◆ TASK REQUIREMENTS ◆
Copy out every line of the records where the string "make" occurs.

— start of DATA —

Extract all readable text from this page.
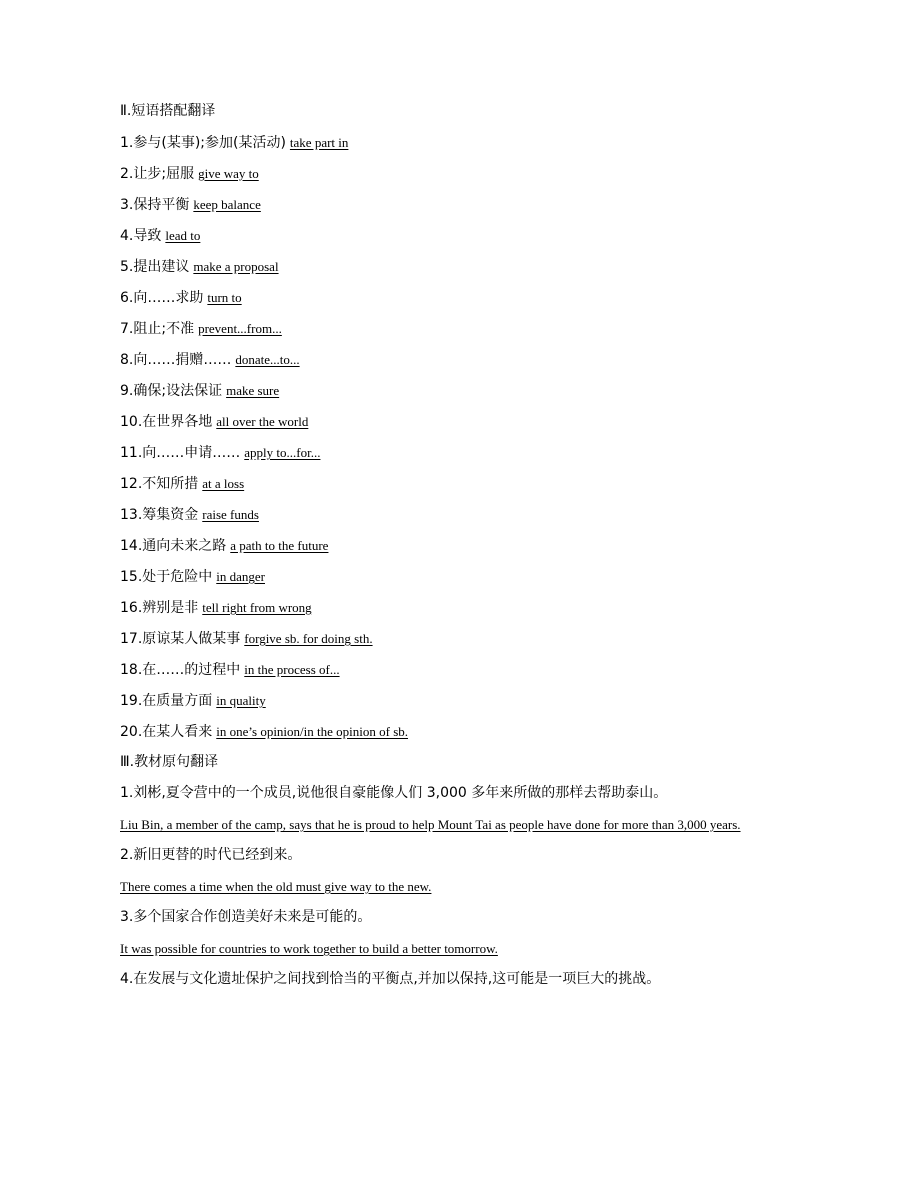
Ⅱ.短语搭配翻译
1.参与(某事);参加(某活动) take part in
2.让步;屈服 give way to
3.保持平衡 keep balance
4.导致 lead to
5.提出建议 make a proposal
6.向……求助 turn to
7.阻止;不准 prevent...from...
8.向……捐赠…… donate...to...
9.确保;设法保证 make sure
10.在世界各地 all over the world
11.向……申请…… apply to...for...
12.不知所措 at a loss
13.筹集资金 raise funds
14.通向未来之路 a path to the future
15.处于危险中 in danger
16.辨别是非 tell right from wrong
17.原谅某人做某事 forgive sb. for doing sth.
18.在……的过程中 in the process of...
19.在质量方面 in quality
20.在某人看来 in one’s opinion/in the opinion of sb.
Ⅲ.教材原句翻译
1.刘彬,夏令营中的一个成员,说他很自豪能像人们 3,000 多年来所做的那样去帮助泰山。
Liu Bin, a member of the camp, says that he is proud to help Mount Tai as people have done for more than 3,000 years.
2.新旧更替的时代已经到来。
There comes a time when the old must give way to the new.
3.多个国家合作创造美好未来是可能的。
It was possible for countries to work together to build a better tomorrow.
4.在发展与文化遗址保护之间找到恰当的平衡点,并加以保持,这可能是一项巨大的挑战。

— end of DATA —

◆ RESPONSE TO THE TASK ◆
5.提出建议 make a proposal
9.确保;设法保证 make sure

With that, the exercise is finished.